>> begin INPUT

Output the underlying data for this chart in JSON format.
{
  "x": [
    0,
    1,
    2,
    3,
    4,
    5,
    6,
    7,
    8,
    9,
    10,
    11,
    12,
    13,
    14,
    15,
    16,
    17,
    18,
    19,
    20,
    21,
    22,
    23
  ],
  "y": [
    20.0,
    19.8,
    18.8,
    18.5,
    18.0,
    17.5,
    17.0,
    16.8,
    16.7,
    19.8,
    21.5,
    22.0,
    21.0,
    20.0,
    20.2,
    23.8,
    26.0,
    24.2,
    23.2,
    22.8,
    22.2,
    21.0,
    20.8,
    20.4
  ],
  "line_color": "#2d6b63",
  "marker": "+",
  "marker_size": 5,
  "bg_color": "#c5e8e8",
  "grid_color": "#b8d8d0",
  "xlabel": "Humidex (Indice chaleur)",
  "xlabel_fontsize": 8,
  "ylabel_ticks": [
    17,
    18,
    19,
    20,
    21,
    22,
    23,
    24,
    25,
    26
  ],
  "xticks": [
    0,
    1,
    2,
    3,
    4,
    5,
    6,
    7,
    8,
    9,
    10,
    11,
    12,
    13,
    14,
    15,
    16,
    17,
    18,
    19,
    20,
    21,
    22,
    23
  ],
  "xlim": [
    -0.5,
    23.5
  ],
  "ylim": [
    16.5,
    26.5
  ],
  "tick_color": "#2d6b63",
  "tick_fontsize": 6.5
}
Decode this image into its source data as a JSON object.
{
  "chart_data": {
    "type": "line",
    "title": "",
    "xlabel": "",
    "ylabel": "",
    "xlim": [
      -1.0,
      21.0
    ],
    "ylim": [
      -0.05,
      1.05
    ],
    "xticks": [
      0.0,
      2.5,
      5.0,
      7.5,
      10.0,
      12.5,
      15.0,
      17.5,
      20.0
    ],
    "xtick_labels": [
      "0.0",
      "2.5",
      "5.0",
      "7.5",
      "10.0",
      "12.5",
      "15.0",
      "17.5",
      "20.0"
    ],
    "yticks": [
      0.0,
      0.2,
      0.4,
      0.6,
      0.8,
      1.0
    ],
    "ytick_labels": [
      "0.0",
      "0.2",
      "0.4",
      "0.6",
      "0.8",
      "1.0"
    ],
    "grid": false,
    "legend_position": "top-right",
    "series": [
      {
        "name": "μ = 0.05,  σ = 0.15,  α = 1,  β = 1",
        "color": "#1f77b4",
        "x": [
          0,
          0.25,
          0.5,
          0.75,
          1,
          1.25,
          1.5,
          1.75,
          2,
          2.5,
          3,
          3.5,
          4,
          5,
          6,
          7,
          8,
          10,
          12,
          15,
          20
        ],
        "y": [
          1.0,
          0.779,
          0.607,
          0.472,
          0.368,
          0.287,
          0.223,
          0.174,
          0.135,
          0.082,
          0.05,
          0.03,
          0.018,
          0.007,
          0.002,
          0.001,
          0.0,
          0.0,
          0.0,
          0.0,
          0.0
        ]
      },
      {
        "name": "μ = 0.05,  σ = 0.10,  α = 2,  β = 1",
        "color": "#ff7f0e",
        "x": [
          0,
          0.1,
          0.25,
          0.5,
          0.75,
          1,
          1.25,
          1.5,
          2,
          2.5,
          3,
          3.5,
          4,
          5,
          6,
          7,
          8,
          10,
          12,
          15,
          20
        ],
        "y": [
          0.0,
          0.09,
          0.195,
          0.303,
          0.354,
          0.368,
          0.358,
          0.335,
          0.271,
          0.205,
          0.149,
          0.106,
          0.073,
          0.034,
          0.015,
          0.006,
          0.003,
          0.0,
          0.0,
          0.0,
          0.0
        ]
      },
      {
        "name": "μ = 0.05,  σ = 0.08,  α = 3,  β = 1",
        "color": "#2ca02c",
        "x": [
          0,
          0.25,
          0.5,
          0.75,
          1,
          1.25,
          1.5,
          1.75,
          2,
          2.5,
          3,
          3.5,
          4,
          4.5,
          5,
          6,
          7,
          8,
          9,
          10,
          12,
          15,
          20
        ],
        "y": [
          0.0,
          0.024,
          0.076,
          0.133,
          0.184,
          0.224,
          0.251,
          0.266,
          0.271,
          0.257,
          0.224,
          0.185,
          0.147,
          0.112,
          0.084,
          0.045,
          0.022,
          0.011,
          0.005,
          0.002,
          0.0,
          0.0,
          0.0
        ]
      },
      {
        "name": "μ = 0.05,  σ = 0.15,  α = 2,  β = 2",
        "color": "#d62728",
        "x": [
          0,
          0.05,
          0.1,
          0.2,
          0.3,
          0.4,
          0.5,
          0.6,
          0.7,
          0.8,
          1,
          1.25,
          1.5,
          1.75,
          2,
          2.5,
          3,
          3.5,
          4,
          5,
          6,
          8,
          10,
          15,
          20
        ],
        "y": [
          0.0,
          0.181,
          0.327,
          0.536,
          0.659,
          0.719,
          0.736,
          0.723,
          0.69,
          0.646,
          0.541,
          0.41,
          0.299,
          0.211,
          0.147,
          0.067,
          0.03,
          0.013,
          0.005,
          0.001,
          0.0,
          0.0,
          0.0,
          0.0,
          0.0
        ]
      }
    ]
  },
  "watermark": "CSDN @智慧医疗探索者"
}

>> end INPUT

Write out every line of the records exactly.

Output the underlying data for this chart in JSON format.
{
  "x": [
    0,
    1,
    2,
    3,
    4,
    5,
    6,
    7,
    8,
    9,
    10,
    11,
    12,
    13,
    14,
    15,
    16,
    17,
    18,
    19,
    20,
    21,
    22,
    23
  ],
  "y": [
    20.0,
    19.8,
    18.8,
    18.5,
    18.0,
    17.5,
    17.0,
    16.8,
    16.7,
    19.8,
    21.5,
    22.0,
    21.0,
    20.0,
    20.2,
    23.8,
    26.0,
    24.2,
    23.2,
    22.8,
    22.2,
    21.0,
    20.8,
    20.4
  ],
  "line_color": "#2d6b63",
  "marker": "+",
  "marker_size": 5,
  "bg_color": "#c5e8e8",
  "grid_color": "#b8d8d0",
  "xlabel": "Humidex (Indice chaleur)",
  "xlabel_fontsize": 8,
  "ylabel_ticks": [
    17,
    18,
    19,
    20,
    21,
    22,
    23,
    24,
    25,
    26
  ],
  "xticks": [
    0,
    1,
    2,
    3,
    4,
    5,
    6,
    7,
    8,
    9,
    10,
    11,
    12,
    13,
    14,
    15,
    16,
    17,
    18,
    19,
    20,
    21,
    22,
    23
  ],
  "xlim": [
    -0.5,
    23.5
  ],
  "ylim": [
    16.5,
    26.5
  ],
  "tick_color": "#2d6b63",
  "tick_fontsize": 6.5
}
Decode this image into its source data as a JSON object.
{
  "chart_data": {
    "type": "line",
    "title": "",
    "xlabel": "",
    "ylabel": "",
    "xlim": [
      -1.0,
      21.0
    ],
    "ylim": [
      -0.05,
      1.05
    ],
    "xticks": [
      0.0,
      2.5,
      5.0,
      7.5,
      10.0,
      12.5,
      15.0,
      17.5,
      20.0
    ],
    "xtick_labels": [
      "0.0",
      "2.5",
      "5.0",
      "7.5",
      "10.0",
      "12.5",
      "15.0",
      "17.5",
      "20.0"
    ],
    "yticks": [
      0.0,
      0.2,
      0.4,
      0.6,
      0.8,
      1.0
    ],
    "ytick_labels": [
      "0.0",
      "0.2",
      "0.4",
      "0.6",
      "0.8",
      "1.0"
    ],
    "grid": false,
    "legend_position": "top-right",
    "series": [
      {
        "name": "μ = 0.05,  σ = 0.15,  α = 1,  β = 1",
        "color": "#1f77b4",
        "x": [
          0,
          0.25,
          0.5,
          0.75,
          1,
          1.25,
          1.5,
          1.75,
          2,
          2.5,
          3,
          3.5,
          4,
          5,
          6,
          7,
          8,
          10,
          12,
          15,
          20
        ],
        "y": [
          1.0,
          0.779,
          0.607,
          0.472,
          0.368,
          0.287,
          0.223,
          0.174,
          0.135,
          0.082,
          0.05,
          0.03,
          0.018,
          0.007,
          0.002,
          0.001,
          0.0,
          0.0,
          0.0,
          0.0,
          0.0
        ]
      },
      {
        "name": "μ = 0.05,  σ = 0.10,  α = 2,  β = 1",
        "color": "#ff7f0e",
        "x": [
          0,
          0.1,
          0.25,
          0.5,
          0.75,
          1,
          1.25,
          1.5,
          2,
          2.5,
          3,
          3.5,
          4,
          5,
          6,
          7,
          8,
          10,
          12,
          15,
          20
        ],
        "y": [
          0.0,
          0.09,
          0.195,
          0.303,
          0.354,
          0.368,
          0.358,
          0.335,
          0.271,
          0.205,
          0.149,
          0.106,
          0.073,
          0.034,
          0.015,
          0.006,
          0.003,
          0.0,
          0.0,
          0.0,
          0.0
        ]
      },
      {
        "name": "μ = 0.05,  σ = 0.08,  α = 3,  β = 1",
        "color": "#2ca02c",
        "x": [
          0,
          0.25,
          0.5,
          0.75,
          1,
          1.25,
          1.5,
          1.75,
          2,
          2.5,
          3,
          3.5,
          4,
          4.5,
          5,
          6,
          7,
          8,
          9,
          10,
          12,
          15,
          20
        ],
        "y": [
          0.0,
          0.024,
          0.076,
          0.133,
          0.184,
          0.224,
          0.251,
          0.266,
          0.271,
          0.257,
          0.224,
          0.185,
          0.147,
          0.112,
          0.084,
          0.045,
          0.022,
          0.011,
          0.005,
          0.002,
          0.0,
          0.0,
          0.0
        ]
      },
      {
        "name": "μ = 0.05,  σ = 0.15,  α = 2,  β = 2",
        "color": "#d62728",
        "x": [
          0,
          0.05,
          0.1,
          0.2,
          0.3,
          0.4,
          0.5,
          0.6,
          0.7,
          0.8,
          1,
          1.25,
          1.5,
          1.75,
          2,
          2.5,
          3,
          3.5,
          4,
          5,
          6,
          8,
          10,
          15,
          20
        ],
        "y": [
          0.0,
          0.181,
          0.327,
          0.536,
          0.659,
          0.719,
          0.736,
          0.723,
          0.69,
          0.646,
          0.541,
          0.41,
          0.299,
          0.211,
          0.147,
          0.067,
          0.03,
          0.013,
          0.005,
          0.001,
          0.0,
          0.0,
          0.0,
          0.0,
          0.0
        ]
      }
    ]
  },
  "watermark": "CSDN @智慧医疗探索者"
}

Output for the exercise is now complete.